### [TASK DIRECTIONS]
In full and without alteration, give the listing again.

>> begin DATA SUPPLIED

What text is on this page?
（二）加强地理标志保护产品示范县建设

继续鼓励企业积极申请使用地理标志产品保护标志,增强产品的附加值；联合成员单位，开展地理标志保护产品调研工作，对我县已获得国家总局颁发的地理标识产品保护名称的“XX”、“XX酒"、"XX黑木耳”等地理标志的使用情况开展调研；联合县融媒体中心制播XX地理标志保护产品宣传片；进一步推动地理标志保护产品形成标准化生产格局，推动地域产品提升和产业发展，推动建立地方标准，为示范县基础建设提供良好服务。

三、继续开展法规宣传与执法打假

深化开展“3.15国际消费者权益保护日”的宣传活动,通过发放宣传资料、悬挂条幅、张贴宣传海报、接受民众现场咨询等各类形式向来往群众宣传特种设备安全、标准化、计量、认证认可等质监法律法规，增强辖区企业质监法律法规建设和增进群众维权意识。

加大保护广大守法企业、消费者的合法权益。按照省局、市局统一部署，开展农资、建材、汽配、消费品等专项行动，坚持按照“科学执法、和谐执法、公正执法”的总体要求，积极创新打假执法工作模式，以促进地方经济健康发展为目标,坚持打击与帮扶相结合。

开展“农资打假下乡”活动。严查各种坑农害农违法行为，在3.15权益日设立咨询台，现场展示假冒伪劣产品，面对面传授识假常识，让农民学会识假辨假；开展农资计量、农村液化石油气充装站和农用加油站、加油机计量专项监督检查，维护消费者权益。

>> end DATA SUPPLIED

### [PROBLEM SOLUTION]
What text is on this page?
（二）加强地理标志保护产品示范县建设

继续鼓励企业积极申请使用地理标志产品保护标志,增强产品的附加值；联合成员单位，开展地理标志保护产品调研工作，对我县已获得国家总局颁发的地理标识产品保护名称的“XX”、“XX酒"、"XX黑木耳”等地理标志的使用情况开展调研；联合县融媒体中心制播XX地理标志保护产品宣传片；进一步推动地理标志保护产品形成标准化生产格局，推动地域产品提升和产业发展，推动建立地方标准，为示范县基础建设提供良好服务。

三、继续开展法规宣传与执法打假

深化开展“3.15国际消费者权益保护日”的宣传活动,通过发放宣传资料、悬挂条幅、张贴宣传海报、接受民众现场咨询等各类形式向来往群众宣传特种设备安全、标准化、计量、认证认可等质监法律法规，增强辖区企业质监法律法规建设和增进群众维权意识。

加大保护广大守法企业、消费者的合法权益。按照省局、市局统一部署，开展农资、建材、汽配、消费品等专项行动，坚持按照“科学执法、和谐执法、公正执法”的总体要求，积极创新打假执法工作模式，以促进地方经济健康发展为目标,坚持打击与帮扶相结合。

开展“农资打假下乡”活动。严查各种坑农害农违法行为，在3.15权益日设立咨询台，现场展示假冒伪劣产品，面对面传授识假常识，让农民学会识假辨假；开展农资计量、农村液化石油气充装站和农用加油站、加油机计量专项监督检查，维护消费者权益。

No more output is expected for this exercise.